Work to be completed:
Set down each line of the data below exactly as it stands, dropping the pictures.

Task material:
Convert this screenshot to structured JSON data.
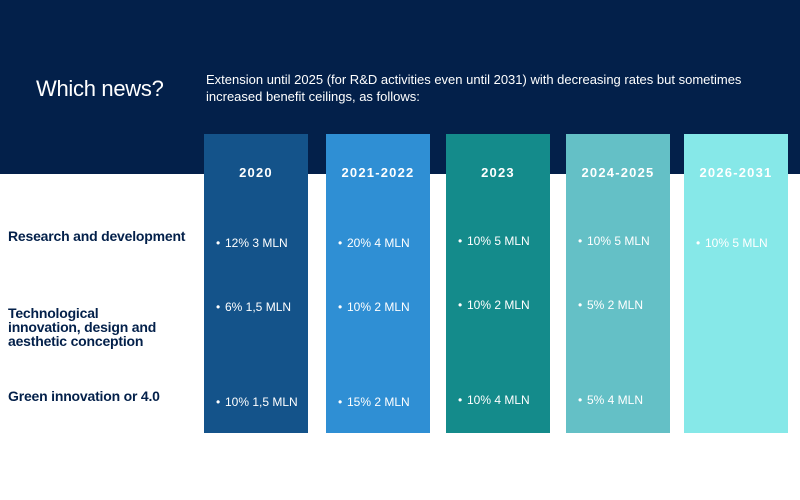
{
  "heading": "Which news?",
  "intro": "Extension until 2025 (for R&D activities even until 2031) with decreasing rates but sometimes increased benefit ceilings, as follows:",
  "rows": [
    {
      "label": "Research and development"
    },
    {
      "label": "Technological innovation, design and aesthetic conception"
    },
    {
      "label": "Green innovation or 4.0"
    }
  ],
  "columns": [
    {
      "year": "2020",
      "color": "#14538a",
      "cells": [
        "12% 3 MLN",
        "6% 1,5 MLN",
        "10% 1,5 MLN"
      ]
    },
    {
      "year": "2021-2022",
      "color": "#2f8fd4",
      "cells": [
        "20% 4 MLN",
        "10% 2 MLN",
        "15% 2 MLN"
      ]
    },
    {
      "year": "2023",
      "color": "#148b8b",
      "cells": [
        "10% 5 MLN",
        "10% 2 MLN",
        "10% 4 MLN"
      ]
    },
    {
      "year": "2024-2025",
      "color": "#64c0c6",
      "cells": [
        "10% 5 MLN",
        "5% 2 MLN",
        "5% 4 MLN"
      ]
    },
    {
      "year": "2026-2031",
      "color": "#86e8e8",
      "cells": [
        "10% 5 MLN",
        "",
        ""
      ]
    }
  ]
}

Task answer:
Convert this screenshot to structured JSON data.
{
  "heading": "Which news?",
  "intro": "Extension until 2025 (for R&D activities even until 2031) with decreasing rates but sometimes increased benefit ceilings, as follows:",
  "rows": [
    {
      "label": "Research and development"
    },
    {
      "label": "Technological innovation, design and aesthetic conception"
    },
    {
      "label": "Green innovation or 4.0"
    }
  ],
  "columns": [
    {
      "year": "2020",
      "color": "#14538a",
      "cells": [
        "12% 3 MLN",
        "6% 1,5 MLN",
        "10% 1,5 MLN"
      ]
    },
    {
      "year": "2021-2022",
      "color": "#2f8fd4",
      "cells": [
        "20% 4 MLN",
        "10% 2 MLN",
        "15% 2 MLN"
      ]
    },
    {
      "year": "2023",
      "color": "#148b8b",
      "cells": [
        "10% 5 MLN",
        "10% 2 MLN",
        "10% 4 MLN"
      ]
    },
    {
      "year": "2024-2025",
      "color": "#64c0c6",
      "cells": [
        "10% 5 MLN",
        "5% 2 MLN",
        "5% 4 MLN"
      ]
    },
    {
      "year": "2026-2031",
      "color": "#86e8e8",
      "cells": [
        "10% 5 MLN",
        "",
        ""
      ]
    }
  ]
}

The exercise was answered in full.